Data in this exercise -
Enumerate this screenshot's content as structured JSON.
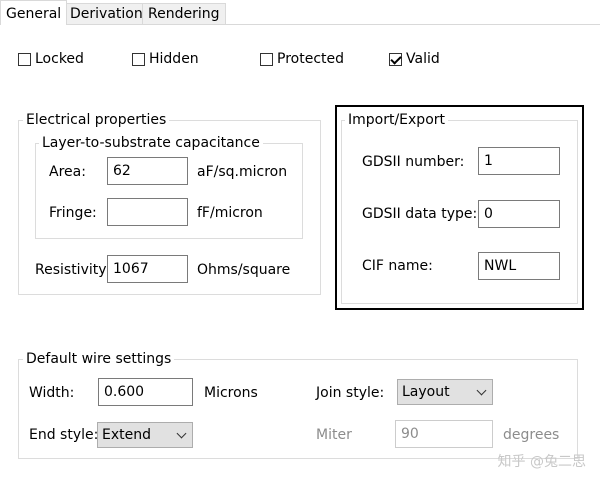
{
  "tabs": [
    "General",
    "Derivation",
    "Rendering"
  ],
  "flags": {
    "locked": {
      "label": "Locked",
      "checked": false
    },
    "hidden": {
      "label": "Hidden",
      "checked": false
    },
    "protected": {
      "label": "Protected",
      "checked": false
    },
    "valid": {
      "label": "Valid",
      "checked": true
    }
  },
  "electrical": {
    "title": "Electrical properties",
    "capacitance_title": "Layer-to-substrate capacitance",
    "area_label": "Area:",
    "area_value": "62",
    "area_unit": "aF/sq.micron",
    "fringe_label": "Fringe:",
    "fringe_value": "",
    "fringe_unit": "fF/micron",
    "resistivity_label": "Resistivity",
    "resistivity_value": "1067",
    "resistivity_unit": "Ohms/square"
  },
  "import_export": {
    "title": "Import/Export",
    "gds_number_label": "GDSII number:",
    "gds_number_value": "1",
    "gds_type_label": "GDSII data type:",
    "gds_type_value": "0",
    "cif_label": "CIF name:",
    "cif_value": "NWL"
  },
  "wire": {
    "title": "Default wire settings",
    "width_label": "Width:",
    "width_value": "0.600",
    "width_unit": "Microns",
    "join_label": "Join style:",
    "join_value": "Layout",
    "end_label": "End style:",
    "end_value": "Extend",
    "miter_label": "Miter",
    "miter_value": "90",
    "miter_unit": "degrees"
  },
  "watermark": "知乎 @兔二思"
}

Task to complete - Retype all the records shown above, character for character. Omit every picture.

Answer in full -
Enumerate this screenshot's content as structured JSON.
{
  "tabs": [
    "General",
    "Derivation",
    "Rendering"
  ],
  "flags": {
    "locked": {
      "label": "Locked",
      "checked": false
    },
    "hidden": {
      "label": "Hidden",
      "checked": false
    },
    "protected": {
      "label": "Protected",
      "checked": false
    },
    "valid": {
      "label": "Valid",
      "checked": true
    }
  },
  "electrical": {
    "title": "Electrical properties",
    "capacitance_title": "Layer-to-substrate capacitance",
    "area_label": "Area:",
    "area_value": "62",
    "area_unit": "aF/sq.micron",
    "fringe_label": "Fringe:",
    "fringe_value": "",
    "fringe_unit": "fF/micron",
    "resistivity_label": "Resistivity",
    "resistivity_value": "1067",
    "resistivity_unit": "Ohms/square"
  },
  "import_export": {
    "title": "Import/Export",
    "gds_number_label": "GDSII number:",
    "gds_number_value": "1",
    "gds_type_label": "GDSII data type:",
    "gds_type_value": "0",
    "cif_label": "CIF name:",
    "cif_value": "NWL"
  },
  "wire": {
    "title": "Default wire settings",
    "width_label": "Width:",
    "width_value": "0.600",
    "width_unit": "Microns",
    "join_label": "Join style:",
    "join_value": "Layout",
    "end_label": "End style:",
    "end_value": "Extend",
    "miter_label": "Miter",
    "miter_value": "90",
    "miter_unit": "degrees"
  },
  "watermark": "知乎 @兔二思"
}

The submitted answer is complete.